◆ PROBLEM TO WORK ON ◆
Report how many lines contain "desc". The answer is a single number.

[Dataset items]
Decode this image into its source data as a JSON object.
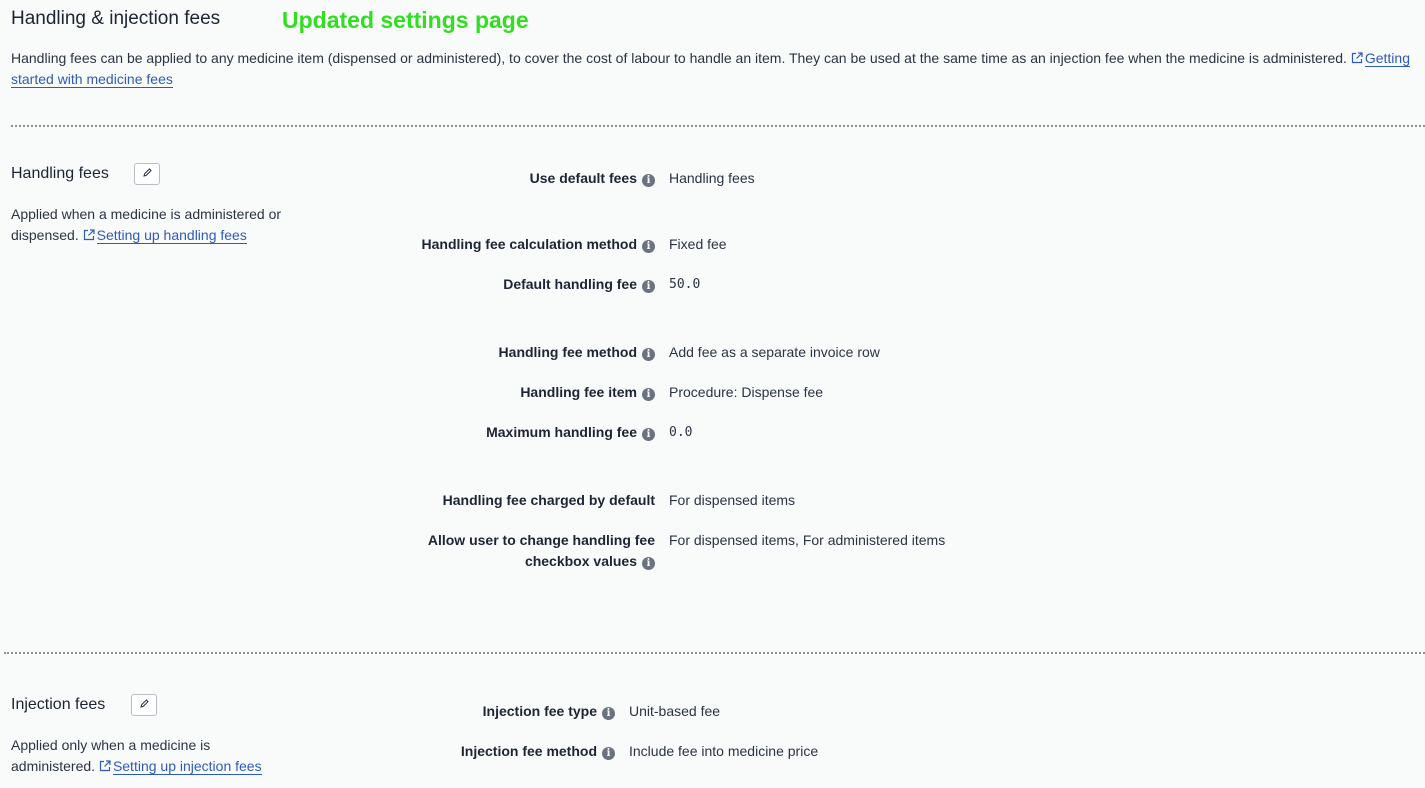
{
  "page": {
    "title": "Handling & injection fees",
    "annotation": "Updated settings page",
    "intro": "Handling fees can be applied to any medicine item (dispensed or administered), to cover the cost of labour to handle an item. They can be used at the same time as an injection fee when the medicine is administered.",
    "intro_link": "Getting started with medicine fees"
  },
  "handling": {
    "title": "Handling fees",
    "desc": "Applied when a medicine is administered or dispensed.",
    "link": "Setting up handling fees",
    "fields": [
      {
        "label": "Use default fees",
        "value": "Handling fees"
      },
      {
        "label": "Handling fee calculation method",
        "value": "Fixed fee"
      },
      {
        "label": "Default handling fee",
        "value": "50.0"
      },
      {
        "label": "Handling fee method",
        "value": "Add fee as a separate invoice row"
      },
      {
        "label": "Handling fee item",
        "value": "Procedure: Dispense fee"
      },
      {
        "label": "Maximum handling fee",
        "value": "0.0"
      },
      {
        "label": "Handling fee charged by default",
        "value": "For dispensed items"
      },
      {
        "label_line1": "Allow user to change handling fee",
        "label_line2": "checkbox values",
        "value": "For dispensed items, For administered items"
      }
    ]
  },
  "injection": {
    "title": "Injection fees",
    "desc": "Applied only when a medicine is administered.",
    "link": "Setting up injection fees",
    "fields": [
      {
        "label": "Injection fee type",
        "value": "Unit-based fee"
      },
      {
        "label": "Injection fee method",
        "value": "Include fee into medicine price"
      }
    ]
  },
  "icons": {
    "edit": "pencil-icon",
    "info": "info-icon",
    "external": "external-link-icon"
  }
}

◆ FINISHED EXERCISE ◆
2